WHAT IS EXPECTED
Repeat each entry word for word. Leave any images out of the copy.

[Figure record listings]
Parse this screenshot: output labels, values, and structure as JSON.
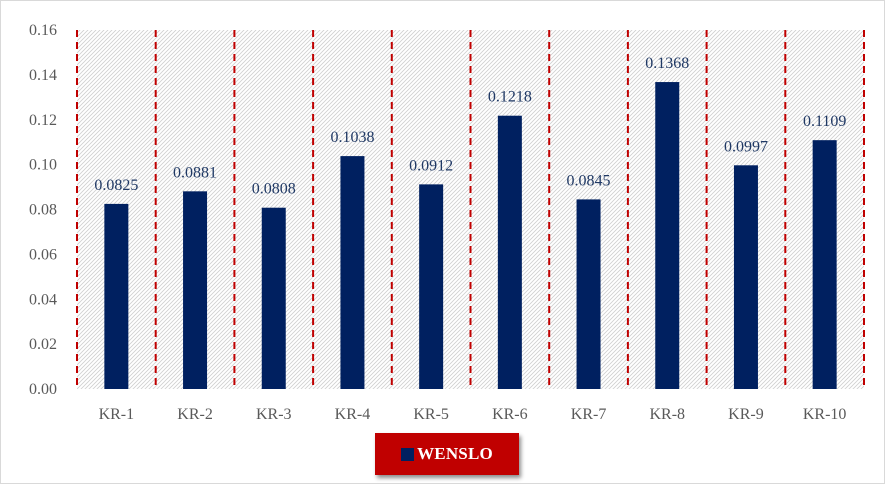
{
  "chart_data": {
    "type": "bar",
    "categories": [
      "KR-1",
      "KR-2",
      "KR-3",
      "KR-4",
      "KR-5",
      "KR-6",
      "KR-7",
      "KR-8",
      "KR-9",
      "KR-10"
    ],
    "series": [
      {
        "name": "WENSLO",
        "values": [
          0.0825,
          0.0881,
          0.0808,
          0.1038,
          0.0912,
          0.1218,
          0.0845,
          0.1368,
          0.0997,
          0.1109
        ],
        "value_labels": [
          "0.0825",
          "0.0881",
          "0.0808",
          "0.1038",
          "0.0912",
          "0.1218",
          "0.0845",
          "0.1368",
          "0.0997",
          "0.1109"
        ]
      }
    ],
    "ylim": [
      0,
      0.16
    ],
    "yticks": [
      "0.00",
      "0.02",
      "0.04",
      "0.06",
      "0.08",
      "0.10",
      "0.12",
      "0.14",
      "0.16"
    ],
    "title": "",
    "xlabel": "",
    "ylabel": "",
    "legend": {
      "placement": "bottom",
      "label": "WENSLO"
    },
    "grid": false,
    "colors": {
      "bar": "#002060",
      "data_label": "#1f3864",
      "separator": "#c00000",
      "legend_background": "#c00000",
      "hatch": "#d0d0d0"
    }
  }
}
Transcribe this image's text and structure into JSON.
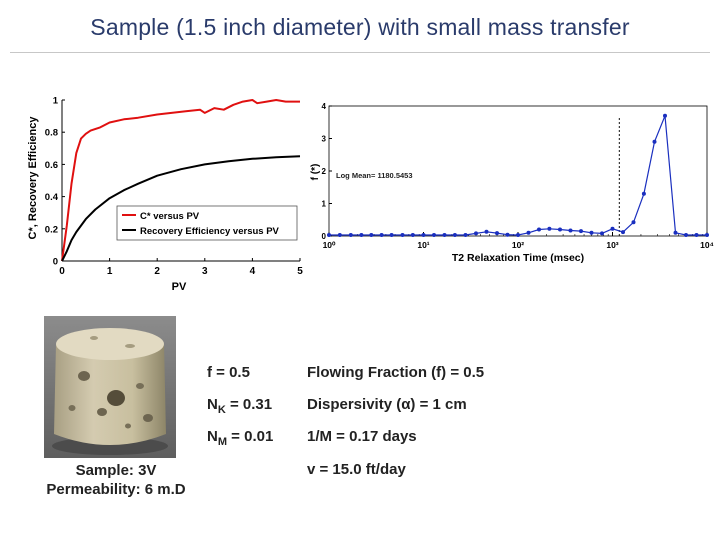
{
  "title": "Sample (1.5 inch diameter) with small mass transfer",
  "chart_data": [
    {
      "type": "line",
      "xlabel": "PV",
      "ylabel": "C*, Recovery Efficiency",
      "xlim": [
        0,
        5
      ],
      "ylim": [
        0,
        1
      ],
      "x_ticks": [
        0,
        1,
        2,
        3,
        4,
        5
      ],
      "y_ticks": [
        0,
        0.2,
        0.4,
        0.6,
        0.8,
        1
      ],
      "y_tick_labels": [
        "0",
        "0.2",
        "0.4",
        "0.6",
        "0.8",
        "1"
      ],
      "grid": false,
      "legend_position": "bottom-right",
      "legend": [
        "C* versus PV",
        "Recovery Efficiency versus PV"
      ],
      "colors": [
        "#e01010",
        "#000000"
      ],
      "series": [
        {
          "name": "C* versus PV",
          "x": [
            0,
            0.1,
            0.2,
            0.3,
            0.4,
            0.5,
            0.6,
            0.8,
            1.0,
            1.3,
            1.6,
            2.0,
            2.3,
            2.6,
            2.9,
            3.0,
            3.2,
            3.4,
            3.6,
            3.8,
            4.0,
            4.1,
            4.3,
            4.5,
            4.7,
            5.0
          ],
          "y": [
            0,
            0.22,
            0.48,
            0.67,
            0.76,
            0.79,
            0.81,
            0.83,
            0.86,
            0.88,
            0.89,
            0.91,
            0.92,
            0.93,
            0.94,
            0.92,
            0.95,
            0.94,
            0.97,
            0.99,
            1.0,
            0.98,
            0.99,
            1.0,
            0.99,
            0.99
          ]
        },
        {
          "name": "Recovery Efficiency versus PV",
          "x": [
            0,
            0.1,
            0.2,
            0.3,
            0.5,
            0.7,
            1.0,
            1.3,
            1.6,
            2.0,
            2.5,
            3.0,
            3.5,
            4.0,
            4.5,
            5.0
          ],
          "y": [
            0,
            0.06,
            0.13,
            0.18,
            0.26,
            0.32,
            0.39,
            0.44,
            0.48,
            0.53,
            0.57,
            0.6,
            0.62,
            0.635,
            0.645,
            0.65
          ]
        }
      ]
    },
    {
      "type": "line",
      "xlabel": "T2 Relaxation Time (msec)",
      "ylabel": "f (*)",
      "x_scale": "log",
      "xlim": [
        1,
        10000
      ],
      "ylim": [
        0,
        4
      ],
      "x_ticks": [
        1,
        10,
        100,
        1000,
        10000
      ],
      "x_tick_labels": [
        "10⁰",
        "10¹",
        "10²",
        "10³",
        "10⁴"
      ],
      "y_ticks": [
        0,
        1,
        2,
        3,
        4
      ],
      "annotation": "Log Mean= 1180.5453",
      "marker_line_x": 1180.5453,
      "grid": false,
      "colors": [
        "#1a2fbf"
      ],
      "series": [
        {
          "x": [
            1.0,
            1.3,
            1.7,
            2.2,
            2.8,
            3.6,
            4.6,
            6.0,
            7.7,
            10,
            12.9,
            16.7,
            21.5,
            27.8,
            35.9,
            46.4,
            59.9,
            77.4,
            100,
            129,
            167,
            215,
            278,
            359,
            464,
            599,
            774,
            1000,
            1290,
            1670,
            2150,
            2780,
            3590,
            4640,
            5990,
            7740,
            10000
          ],
          "y": [
            0.03,
            0.03,
            0.03,
            0.03,
            0.03,
            0.03,
            0.03,
            0.03,
            0.03,
            0.03,
            0.03,
            0.03,
            0.03,
            0.03,
            0.08,
            0.13,
            0.09,
            0.04,
            0.03,
            0.1,
            0.2,
            0.22,
            0.2,
            0.17,
            0.15,
            0.1,
            0.08,
            0.22,
            0.12,
            0.42,
            1.3,
            2.9,
            3.7,
            0.1,
            0.03,
            0.03,
            0.03
          ]
        }
      ]
    }
  ],
  "sample": {
    "line1": "Sample: 3V",
    "line2": "Permeability: 6 m.D"
  },
  "params": [
    {
      "pre": "f = 0.5",
      "sub": "",
      "post": ""
    },
    {
      "pre": "N",
      "sub": "K",
      "post": " = 0.31"
    },
    {
      "pre": "N",
      "sub": "M",
      "post": " = 0.01"
    }
  ],
  "results": [
    "Flowing Fraction (f) = 0.5",
    "Dispersivity (α) = 1 cm",
    "1/M = 0.17 days",
    "v  = 15.0 ft/day"
  ]
}
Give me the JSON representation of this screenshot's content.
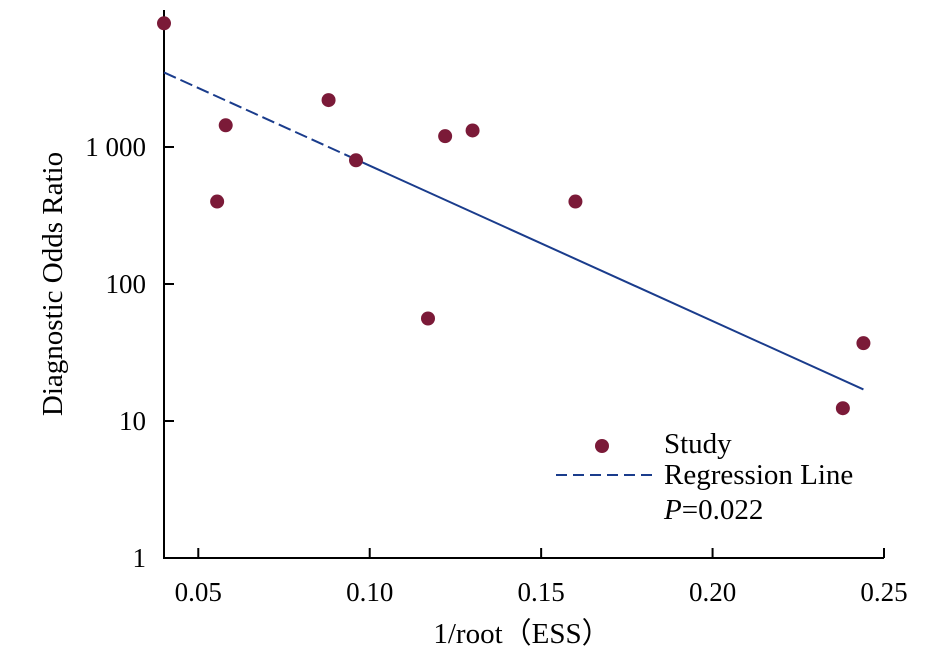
{
  "chart_data": {
    "type": "scatter",
    "xlabel": "1/root（ESS）",
    "ylabel": "Diagnostic Odds Ratio",
    "xlim": [
      0.04,
      0.25
    ],
    "ylim": [
      1,
      10000
    ],
    "yscale": "log",
    "x_ticks": [
      0.05,
      0.1,
      0.15,
      0.2,
      0.25
    ],
    "x_tick_labels": [
      "0.05",
      "0.10",
      "0.15",
      "0.20",
      "0.25"
    ],
    "y_ticks": [
      1,
      10,
      100,
      1000
    ],
    "y_tick_labels": [
      "1",
      "10",
      "100",
      "1 000"
    ],
    "grid": false,
    "legend_position": "bottom-right",
    "series": [
      {
        "name": "Study",
        "kind": "scatter",
        "color": "#7b1a38",
        "points": [
          {
            "x": 0.04,
            "y": 8000
          },
          {
            "x": 0.0555,
            "y": 400
          },
          {
            "x": 0.058,
            "y": 1440
          },
          {
            "x": 0.088,
            "y": 2200
          },
          {
            "x": 0.096,
            "y": 800
          },
          {
            "x": 0.117,
            "y": 56
          },
          {
            "x": 0.122,
            "y": 1200
          },
          {
            "x": 0.13,
            "y": 1320
          },
          {
            "x": 0.16,
            "y": 400
          },
          {
            "x": 0.238,
            "y": 12.4
          },
          {
            "x": 0.244,
            "y": 37
          }
        ]
      },
      {
        "name": "Regression Line",
        "kind": "line",
        "style": "dashed",
        "color": "#1a3c8c",
        "points": [
          {
            "x": 0.04,
            "y": 3500
          },
          {
            "x": 0.244,
            "y": 17
          }
        ]
      }
    ],
    "annotations": {
      "p_label": "P",
      "p_value": "=0.022"
    }
  }
}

TASK ANSWER
Parse this screenshot: output labels, values, and structure as JSON.
{
  "chart_data": {
    "type": "bar",
    "categories": [
      "KR-1",
      "KR-2",
      "KR-3",
      "KR-4",
      "KR-5",
      "KR-6",
      "KR-7",
      "KR-8",
      "KR-9",
      "KR-10"
    ],
    "series": [
      {
        "name": "WENSLO",
        "values": [
          0.0825,
          0.0881,
          0.0808,
          0.1038,
          0.0912,
          0.1218,
          0.0845,
          0.1368,
          0.0997,
          0.1109
        ],
        "value_labels": [
          "0.0825",
          "0.0881",
          "0.0808",
          "0.1038",
          "0.0912",
          "0.1218",
          "0.0845",
          "0.1368",
          "0.0997",
          "0.1109"
        ]
      }
    ],
    "ylim": [
      0,
      0.16
    ],
    "yticks": [
      "0.00",
      "0.02",
      "0.04",
      "0.06",
      "0.08",
      "0.10",
      "0.12",
      "0.14",
      "0.16"
    ],
    "title": "",
    "xlabel": "",
    "ylabel": "",
    "legend": {
      "placement": "bottom",
      "label": "WENSLO"
    },
    "grid": false,
    "colors": {
      "bar": "#002060",
      "data_label": "#1f3864",
      "separator": "#c00000",
      "legend_background": "#c00000",
      "hatch": "#d0d0d0"
    }
  }
}
Transcribe this image's text and structure into JSON.
{
  "title": "Sample (1.5 inch diameter) with small mass transfer",
  "chart_data": [
    {
      "type": "line",
      "xlabel": "PV",
      "ylabel": "C*, Recovery Efficiency",
      "xlim": [
        0,
        5
      ],
      "ylim": [
        0,
        1
      ],
      "x_ticks": [
        0,
        1,
        2,
        3,
        4,
        5
      ],
      "y_ticks": [
        0,
        0.2,
        0.4,
        0.6,
        0.8,
        1
      ],
      "y_tick_labels": [
        "0",
        "0.2",
        "0.4",
        "0.6",
        "0.8",
        "1"
      ],
      "grid": false,
      "legend_position": "bottom-right",
      "legend": [
        "C* versus PV",
        "Recovery Efficiency versus PV"
      ],
      "colors": [
        "#e01010",
        "#000000"
      ],
      "series": [
        {
          "name": "C* versus PV",
          "x": [
            0,
            0.1,
            0.2,
            0.3,
            0.4,
            0.5,
            0.6,
            0.8,
            1.0,
            1.3,
            1.6,
            2.0,
            2.3,
            2.6,
            2.9,
            3.0,
            3.2,
            3.4,
            3.6,
            3.8,
            4.0,
            4.1,
            4.3,
            4.5,
            4.7,
            5.0
          ],
          "y": [
            0,
            0.22,
            0.48,
            0.67,
            0.76,
            0.79,
            0.81,
            0.83,
            0.86,
            0.88,
            0.89,
            0.91,
            0.92,
            0.93,
            0.94,
            0.92,
            0.95,
            0.94,
            0.97,
            0.99,
            1.0,
            0.98,
            0.99,
            1.0,
            0.99,
            0.99
          ]
        },
        {
          "name": "Recovery Efficiency versus PV",
          "x": [
            0,
            0.1,
            0.2,
            0.3,
            0.5,
            0.7,
            1.0,
            1.3,
            1.6,
            2.0,
            2.5,
            3.0,
            3.5,
            4.0,
            4.5,
            5.0
          ],
          "y": [
            0,
            0.06,
            0.13,
            0.18,
            0.26,
            0.32,
            0.39,
            0.44,
            0.48,
            0.53,
            0.57,
            0.6,
            0.62,
            0.635,
            0.645,
            0.65
          ]
        }
      ]
    },
    {
      "type": "line",
      "xlabel": "T2 Relaxation Time (msec)",
      "ylabel": "f (*)",
      "x_scale": "log",
      "xlim": [
        1,
        10000
      ],
      "ylim": [
        0,
        4
      ],
      "x_ticks": [
        1,
        10,
        100,
        1000,
        10000
      ],
      "x_tick_labels": [
        "10⁰",
        "10¹",
        "10²",
        "10³",
        "10⁴"
      ],
      "y_ticks": [
        0,
        1,
        2,
        3,
        4
      ],
      "annotation": "Log Mean= 1180.5453",
      "marker_line_x": 1180.5453,
      "grid": false,
      "colors": [
        "#1a2fbf"
      ],
      "series": [
        {
          "x": [
            1.0,
            1.3,
            1.7,
            2.2,
            2.8,
            3.6,
            4.6,
            6.0,
            7.7,
            10,
            12.9,
            16.7,
            21.5,
            27.8,
            35.9,
            46.4,
            59.9,
            77.4,
            100,
            129,
            167,
            215,
            278,
            359,
            464,
            599,
            774,
            1000,
            1290,
            1670,
            2150,
            2780,
            3590,
            4640,
            5990,
            7740,
            10000
          ],
          "y": [
            0.03,
            0.03,
            0.03,
            0.03,
            0.03,
            0.03,
            0.03,
            0.03,
            0.03,
            0.03,
            0.03,
            0.03,
            0.03,
            0.03,
            0.08,
            0.13,
            0.09,
            0.04,
            0.03,
            0.1,
            0.2,
            0.22,
            0.2,
            0.17,
            0.15,
            0.1,
            0.08,
            0.22,
            0.12,
            0.42,
            1.3,
            2.9,
            3.7,
            0.1,
            0.03,
            0.03,
            0.03
          ]
        }
      ]
    }
  ],
  "sample": {
    "line1": "Sample: 3V",
    "line2": "Permeability: 6 m.D"
  },
  "params": [
    {
      "pre": "f = 0.5",
      "sub": "",
      "post": ""
    },
    {
      "pre": "N",
      "sub": "K",
      "post": " = 0.31"
    },
    {
      "pre": "N",
      "sub": "M",
      "post": " = 0.01"
    }
  ],
  "results": [
    "Flowing Fraction (f) = 0.5",
    "Dispersivity (α) = 1 cm",
    "1/M = 0.17 days",
    "v  = 15.0 ft/day"
  ]
}
Give me the JSON representation of this screenshot's content.
{
  "chart_data": {
    "type": "scatter",
    "xlabel": "1/root（ESS）",
    "ylabel": "Diagnostic Odds Ratio",
    "xlim": [
      0.04,
      0.25
    ],
    "ylim": [
      1,
      10000
    ],
    "yscale": "log",
    "x_ticks": [
      0.05,
      0.1,
      0.15,
      0.2,
      0.25
    ],
    "x_tick_labels": [
      "0.05",
      "0.10",
      "0.15",
      "0.20",
      "0.25"
    ],
    "y_ticks": [
      1,
      10,
      100,
      1000
    ],
    "y_tick_labels": [
      "1",
      "10",
      "100",
      "1 000"
    ],
    "grid": false,
    "legend_position": "bottom-right",
    "series": [
      {
        "name": "Study",
        "kind": "scatter",
        "color": "#7b1a38",
        "points": [
          {
            "x": 0.04,
            "y": 8000
          },
          {
            "x": 0.0555,
            "y": 400
          },
          {
            "x": 0.058,
            "y": 1440
          },
          {
            "x": 0.088,
            "y": 2200
          },
          {
            "x": 0.096,
            "y": 800
          },
          {
            "x": 0.117,
            "y": 56
          },
          {
            "x": 0.122,
            "y": 1200
          },
          {
            "x": 0.13,
            "y": 1320
          },
          {
            "x": 0.16,
            "y": 400
          },
          {
            "x": 0.238,
            "y": 12.4
          },
          {
            "x": 0.244,
            "y": 37
          }
        ]
      },
      {
        "name": "Regression Line",
        "kind": "line",
        "style": "dashed",
        "color": "#1a3c8c",
        "points": [
          {
            "x": 0.04,
            "y": 3500
          },
          {
            "x": 0.244,
            "y": 17
          }
        ]
      }
    ],
    "annotations": {
      "p_label": "P",
      "p_value": "=0.022"
    }
  }
}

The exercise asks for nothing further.